*** DATA SECTION
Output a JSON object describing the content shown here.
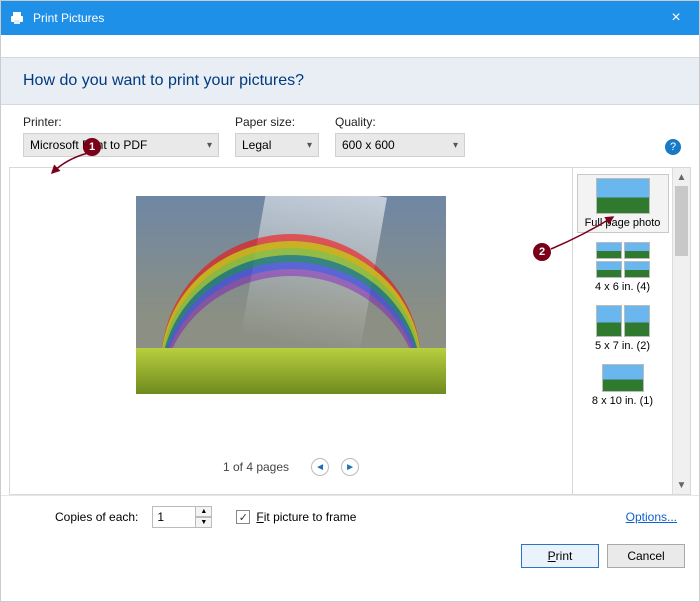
{
  "titlebar": {
    "title": "Print Pictures",
    "close_icon": "×"
  },
  "header": {
    "question": "How do you want to print your pictures?"
  },
  "fields": {
    "printer": {
      "label": "Printer:",
      "value": "Microsoft Print to PDF"
    },
    "paper_size": {
      "label": "Paper size:",
      "value": "Legal"
    },
    "quality": {
      "label": "Quality:",
      "value": "600 x 600"
    }
  },
  "help_icon": "?",
  "pager": {
    "label": "1 of 4 pages",
    "prev_icon": "◄",
    "next_icon": "►"
  },
  "layouts": {
    "items": [
      {
        "label": "Full page photo"
      },
      {
        "label": "4 x 6 in. (4)"
      },
      {
        "label": "5 x 7 in. (2)"
      },
      {
        "label": "8 x 10 in. (1)"
      }
    ],
    "scroll_up": "▲",
    "scroll_down": "▼"
  },
  "copies": {
    "label": "Copies of each:",
    "value": "1",
    "up": "▲",
    "down": "▼"
  },
  "fit": {
    "label": "Fit picture to frame",
    "checked": "✓"
  },
  "options_link": "Options...",
  "buttons": {
    "print": "Print",
    "cancel": "Cancel"
  },
  "callouts": {
    "one": "1",
    "two": "2"
  }
}
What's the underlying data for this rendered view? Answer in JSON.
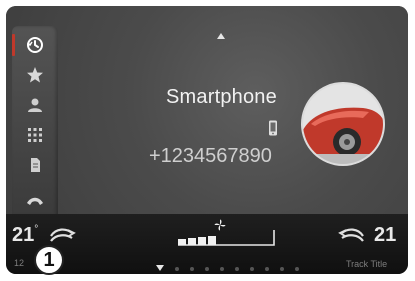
{
  "contact": {
    "name": "Smartphone",
    "number": "+1234567890"
  },
  "climate": {
    "left_temp": "21",
    "left_unit": "°",
    "right_temp": "21",
    "left_sub": "12",
    "right_sub": "Track Title"
  },
  "callout": {
    "label": "1"
  },
  "sidebar": {
    "items": [
      {
        "icon": "recent-calls-icon",
        "active": true
      },
      {
        "icon": "favorites-star-icon"
      },
      {
        "icon": "contacts-icon"
      },
      {
        "icon": "keypad-icon"
      },
      {
        "icon": "messages-icon"
      },
      {
        "icon": "hang-up-icon"
      }
    ]
  },
  "colors": {
    "accent": "#c0392b",
    "screen_bg": "#4b4b4b",
    "bar_bg": "#151515"
  }
}
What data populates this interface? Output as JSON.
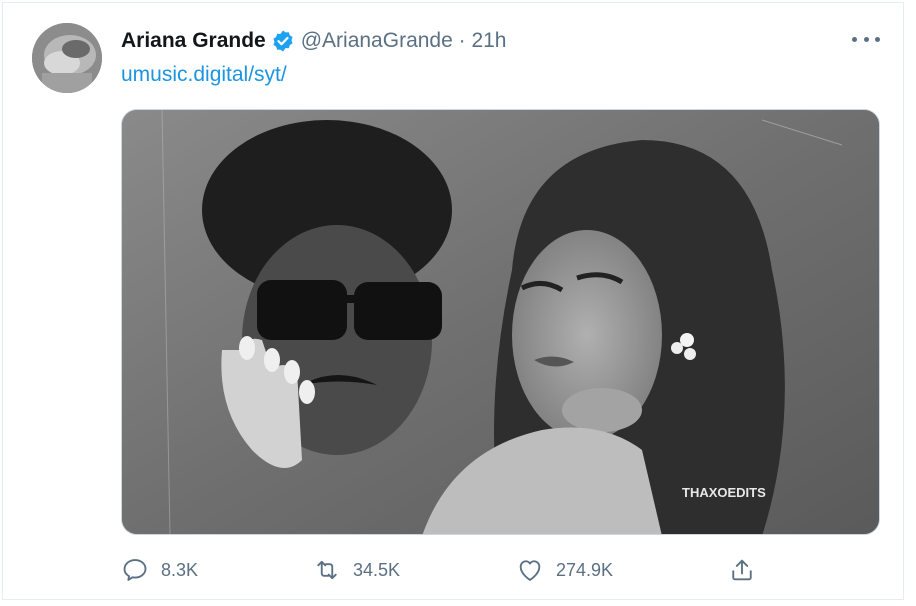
{
  "tweet": {
    "author_name": "Ariana Grande",
    "handle_time": "@ArianaGrande · 21h",
    "link_text": "umusic.digital/syt/",
    "media_watermark": "THAXOEDITS"
  },
  "actions": {
    "reply_count": "8.3K",
    "retweet_count": "34.5K",
    "like_count": "274.9K"
  },
  "icons": {
    "verified": "verified-badge-icon",
    "more": "more-horizontal-icon",
    "reply": "reply-icon",
    "retweet": "retweet-icon",
    "like": "heart-icon",
    "share": "share-icon"
  },
  "colors": {
    "verified_blue": "#1da1f2",
    "link_blue": "#1b95e0",
    "secondary_text": "#5b7083",
    "primary_text": "#14171a"
  }
}
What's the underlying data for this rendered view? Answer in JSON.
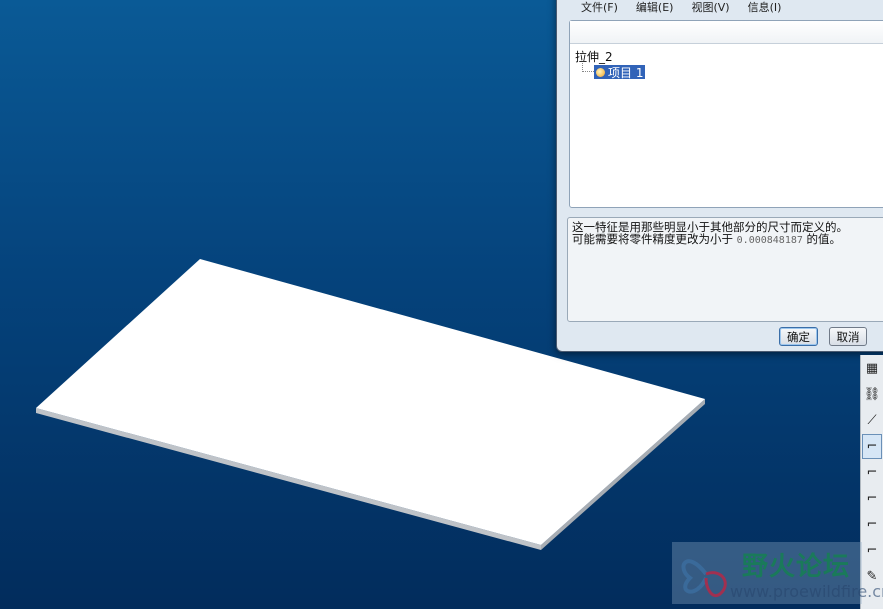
{
  "dialog": {
    "menu": [
      "文件(F)",
      "编辑(E)",
      "视图(V)",
      "信息(I)"
    ],
    "tree": {
      "root": "拉伸_2",
      "child": "项目 1"
    },
    "message": {
      "line1": "这一特征是用那些明显小于其他部分的尺寸而定义的。",
      "line2_prefix": "可能需要将零件精度更改为小于",
      "value": "0.000848187",
      "line2_suffix": "的值。"
    },
    "ok_label": "确定",
    "cancel_label": "取消"
  },
  "toolbar": {
    "icons": [
      "grid-icon",
      "chain-icon",
      "sketch-icon",
      "edge-solid-icon",
      "edge-dashdot-icon",
      "edge-dashed-icon",
      "edge-plain-icon",
      "edge-wavy-icon",
      "edit-icon"
    ]
  },
  "watermark": {
    "title": "野火论坛",
    "url": "www.proewildfire.cn"
  }
}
******
* TASK:
Output all of the data exactly as it stands, minus any images.

* RESULT OF THE EXERCISE:
Output a JSON object describing the content shown here.
{
  "titlebar": {
    "title": "Print Pictures",
    "close_icon": "×"
  },
  "header": {
    "question": "How do you want to print your pictures?"
  },
  "fields": {
    "printer": {
      "label": "Printer:",
      "value": "Microsoft Print to PDF"
    },
    "paper_size": {
      "label": "Paper size:",
      "value": "Legal"
    },
    "quality": {
      "label": "Quality:",
      "value": "600 x 600"
    }
  },
  "help_icon": "?",
  "pager": {
    "label": "1 of 4 pages",
    "prev_icon": "◄",
    "next_icon": "►"
  },
  "layouts": {
    "items": [
      {
        "label": "Full page photo"
      },
      {
        "label": "4 x 6 in. (4)"
      },
      {
        "label": "5 x 7 in. (2)"
      },
      {
        "label": "8 x 10 in. (1)"
      }
    ],
    "scroll_up": "▲",
    "scroll_down": "▼"
  },
  "copies": {
    "label": "Copies of each:",
    "value": "1",
    "up": "▲",
    "down": "▼"
  },
  "fit": {
    "label": "Fit picture to frame",
    "checked": "✓"
  },
  "options_link": "Options...",
  "buttons": {
    "print": "Print",
    "cancel": "Cancel"
  },
  "callouts": {
    "one": "1",
    "two": "2"
  }
}
What's the underlying data for this rendered view? Answer in JSON.
{
  "contact": {
    "name": "Smartphone",
    "number": "+1234567890"
  },
  "climate": {
    "left_temp": "21",
    "left_unit": "°",
    "right_temp": "21",
    "left_sub": "12",
    "right_sub": "Track Title"
  },
  "callout": {
    "label": "1"
  },
  "sidebar": {
    "items": [
      {
        "icon": "recent-calls-icon",
        "active": true
      },
      {
        "icon": "favorites-star-icon"
      },
      {
        "icon": "contacts-icon"
      },
      {
        "icon": "keypad-icon"
      },
      {
        "icon": "messages-icon"
      },
      {
        "icon": "hang-up-icon"
      }
    ]
  },
  "colors": {
    "accent": "#c0392b",
    "screen_bg": "#4b4b4b",
    "bar_bg": "#151515"
  }
}
What data populates this interface? Output as JSON.
{
  "tweet": {
    "author_name": "Ariana Grande",
    "handle_time": "@ArianaGrande · 21h",
    "link_text": "umusic.digital/syt/",
    "media_watermark": "THAXOEDITS"
  },
  "actions": {
    "reply_count": "8.3K",
    "retweet_count": "34.5K",
    "like_count": "274.9K"
  },
  "icons": {
    "verified": "verified-badge-icon",
    "more": "more-horizontal-icon",
    "reply": "reply-icon",
    "retweet": "retweet-icon",
    "like": "heart-icon",
    "share": "share-icon"
  },
  "colors": {
    "verified_blue": "#1da1f2",
    "link_blue": "#1b95e0",
    "secondary_text": "#5b7083",
    "primary_text": "#14171a"
  }
}
What's the underlying data for this rendered view? Answer in JSON.
{
  "dialog": {
    "menu": [
      "文件(F)",
      "编辑(E)",
      "视图(V)",
      "信息(I)"
    ],
    "tree": {
      "root": "拉伸_2",
      "child": "项目 1"
    },
    "message": {
      "line1": "这一特征是用那些明显小于其他部分的尺寸而定义的。",
      "line2_prefix": "可能需要将零件精度更改为小于",
      "value": "0.000848187",
      "line2_suffix": "的值。"
    },
    "ok_label": "确定",
    "cancel_label": "取消"
  },
  "toolbar": {
    "icons": [
      "grid-icon",
      "chain-icon",
      "sketch-icon",
      "edge-solid-icon",
      "edge-dashdot-icon",
      "edge-dashed-icon",
      "edge-plain-icon",
      "edge-wavy-icon",
      "edit-icon"
    ]
  },
  "watermark": {
    "title": "野火论坛",
    "url": "www.proewildfire.cn"
  }
}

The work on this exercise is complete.